- [Given instruction]:
List all lines of the data containing the word "title".
········
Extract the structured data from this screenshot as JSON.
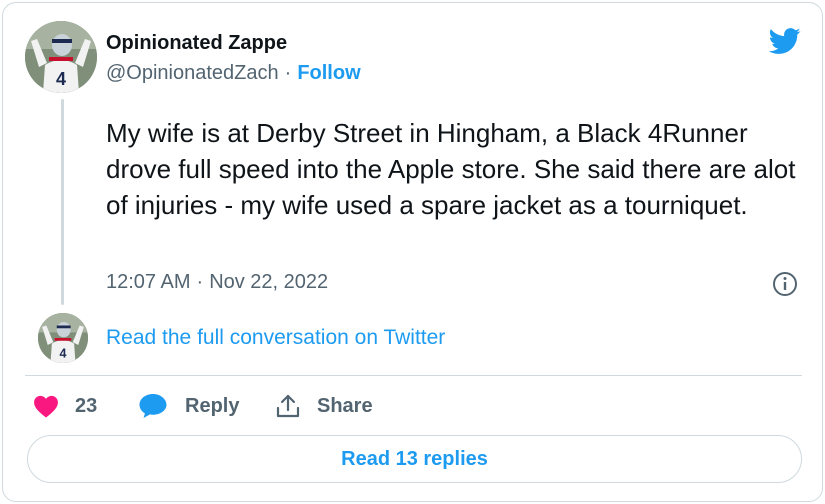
{
  "author": {
    "display_name": "Opinionated Zappe",
    "handle": "@OpinionatedZach",
    "separator": "·",
    "follow_label": "Follow"
  },
  "tweet": {
    "text": "My wife is at Derby Street in Hingham, a Black 4Runner drove full speed into the Apple store. She said there are alot of injuries - my wife used a spare jacket as a tourniquet.",
    "time": "12:07 AM",
    "separator": "·",
    "date": "Nov 22, 2022"
  },
  "conversation_link": "Read the full conversation on Twitter",
  "actions": {
    "like_count": "23",
    "reply_label": "Reply",
    "share_label": "Share"
  },
  "read_replies_label": "Read 13 replies",
  "icons": {
    "brand": "twitter-bird-icon",
    "info": "info-icon",
    "like": "heart-icon",
    "reply": "speech-bubble-icon",
    "share": "share-upload-icon"
  },
  "colors": {
    "accent": "#1d9bf0",
    "like": "#f91880",
    "text_primary": "#0f1419",
    "text_secondary": "#536471",
    "border": "#cfd9de"
  }
}
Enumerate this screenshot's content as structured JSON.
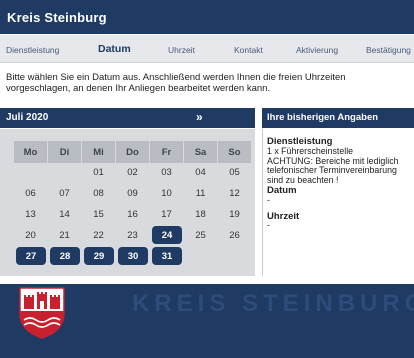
{
  "header": {
    "title": "Kreis Steinburg"
  },
  "steps": [
    {
      "label": "Dienstleistung"
    },
    {
      "label": "Datum"
    },
    {
      "label": "Uhrzeit"
    },
    {
      "label": "Kontakt"
    },
    {
      "label": "Aktivierung"
    },
    {
      "label": "Bestätigung"
    }
  ],
  "intro": "Bitte wählen Sie ein Datum aus. Anschließend werden Ihnen die freien Uhrzeiten vorgeschlagen, an denen Ihr Anliegen bearbeitet werden kann.",
  "calendar": {
    "month": "Juli 2020",
    "next": "»",
    "weekdays": [
      "Mo",
      "Di",
      "Mi",
      "Do",
      "Fr",
      "Sa",
      "So"
    ],
    "days": [
      "",
      "",
      "01",
      "02",
      "03",
      "04",
      "05",
      "06",
      "07",
      "08",
      "09",
      "10",
      "11",
      "12",
      "13",
      "14",
      "15",
      "16",
      "17",
      "18",
      "19",
      "20",
      "21",
      "22",
      "23",
      "24",
      "25",
      "26",
      "27",
      "28",
      "29",
      "30",
      "31"
    ],
    "available": [
      "24",
      "27",
      "28",
      "29",
      "30",
      "31"
    ]
  },
  "summary": {
    "title": "Ihre bisherigen Angaben",
    "service_label": "Dienstleistung",
    "service_value": "1 x Führerscheinstelle",
    "note_lines": [
      "ACHTUNG: Bereiche mit lediglich",
      "telefonischer Terminvereinbarung",
      "sind zu beachten !"
    ],
    "date_label": "Datum",
    "date_value": "-",
    "time_label": "Uhrzeit",
    "time_value": "-"
  },
  "footer": {
    "brand": "KREIS STEINBURG"
  },
  "colors": {
    "primary": "#1f3a63",
    "calendar_bg": "#d9dadd",
    "weekday_bg": "#b9bcc2"
  },
  "icons": {
    "next": "chevron-double-right-icon",
    "crest": "coat-of-arms-icon"
  }
}
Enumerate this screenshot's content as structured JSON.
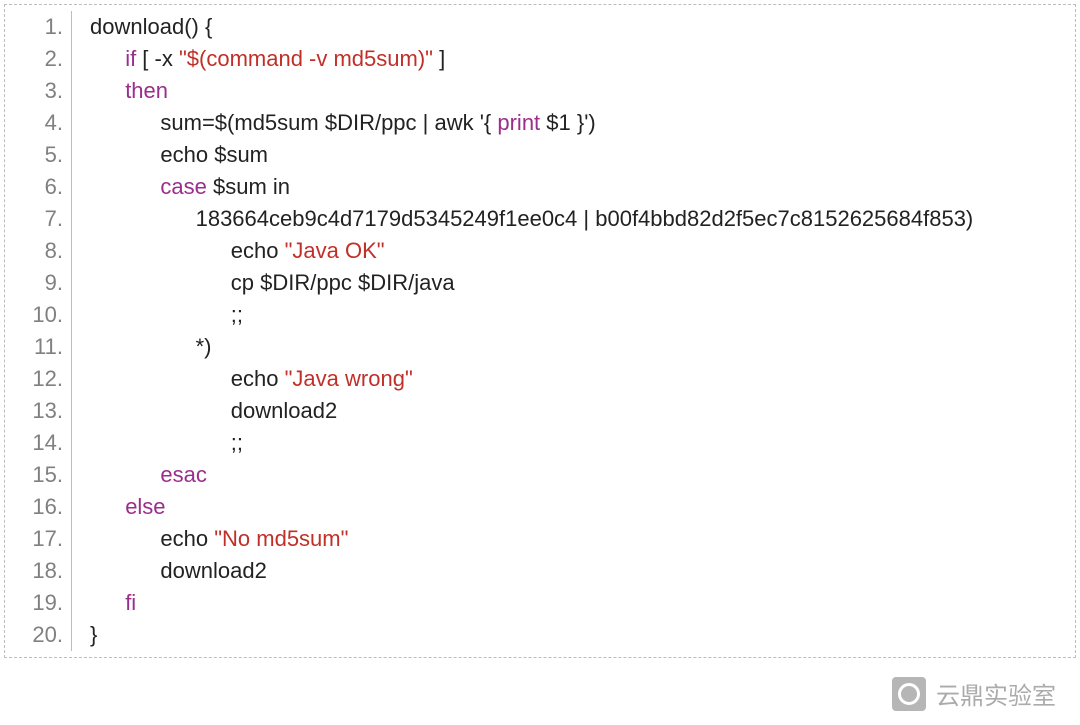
{
  "watermark": {
    "label": "云鼎实验室"
  },
  "lines": [
    {
      "n": "1.",
      "indent": 0,
      "tokens": [
        {
          "t": "download() {"
        }
      ]
    },
    {
      "n": "2.",
      "indent": 1,
      "tokens": [
        {
          "t": "if",
          "cls": "kw"
        },
        {
          "t": " [ -x "
        },
        {
          "t": "\"$(command -v md5sum)\"",
          "cls": "str"
        },
        {
          "t": " ]"
        }
      ]
    },
    {
      "n": "3.",
      "indent": 1,
      "tokens": [
        {
          "t": "then",
          "cls": "kw"
        }
      ]
    },
    {
      "n": "4.",
      "indent": 2,
      "tokens": [
        {
          "t": "sum=$(md5sum $DIR/ppc | awk '{ "
        },
        {
          "t": "print",
          "cls": "kw"
        },
        {
          "t": " $1 }')"
        }
      ]
    },
    {
      "n": "5.",
      "indent": 2,
      "tokens": [
        {
          "t": "echo $sum"
        }
      ]
    },
    {
      "n": "6.",
      "indent": 2,
      "tokens": [
        {
          "t": "case",
          "cls": "kw"
        },
        {
          "t": " $sum in"
        }
      ]
    },
    {
      "n": "7.",
      "indent": 3,
      "tokens": [
        {
          "t": "183664ceb9c4d7179d5345249f1ee0c4 | b00f4bbd82d2f5ec7c8152625684f853)"
        }
      ]
    },
    {
      "n": "8.",
      "indent": 4,
      "tokens": [
        {
          "t": "echo "
        },
        {
          "t": "\"Java OK\"",
          "cls": "str"
        }
      ]
    },
    {
      "n": "9.",
      "indent": 4,
      "tokens": [
        {
          "t": "cp $DIR/ppc $DIR/java"
        }
      ]
    },
    {
      "n": "10.",
      "indent": 4,
      "tokens": [
        {
          "t": ";;"
        }
      ]
    },
    {
      "n": "11.",
      "indent": 3,
      "tokens": [
        {
          "t": "*)"
        }
      ]
    },
    {
      "n": "12.",
      "indent": 4,
      "tokens": [
        {
          "t": "echo "
        },
        {
          "t": "\"Java wrong\"",
          "cls": "str"
        }
      ]
    },
    {
      "n": "13.",
      "indent": 4,
      "tokens": [
        {
          "t": "download2"
        }
      ]
    },
    {
      "n": "14.",
      "indent": 4,
      "tokens": [
        {
          "t": ";;"
        }
      ]
    },
    {
      "n": "15.",
      "indent": 2,
      "tokens": [
        {
          "t": "esac",
          "cls": "kw"
        }
      ]
    },
    {
      "n": "16.",
      "indent": 1,
      "tokens": [
        {
          "t": "else",
          "cls": "kw"
        }
      ]
    },
    {
      "n": "17.",
      "indent": 2,
      "tokens": [
        {
          "t": "echo "
        },
        {
          "t": "\"No md5sum\"",
          "cls": "str"
        }
      ]
    },
    {
      "n": "18.",
      "indent": 2,
      "tokens": [
        {
          "t": "download2"
        }
      ]
    },
    {
      "n": "19.",
      "indent": 1,
      "tokens": [
        {
          "t": "fi",
          "cls": "kw"
        }
      ]
    },
    {
      "n": "20.",
      "indent": 0,
      "tokens": [
        {
          "t": "}"
        }
      ]
    }
  ]
}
········
- [Solution to this exercise]:
    "title": "Kreis Steinburg"
    "title": "Ihre bisherigen Angaben",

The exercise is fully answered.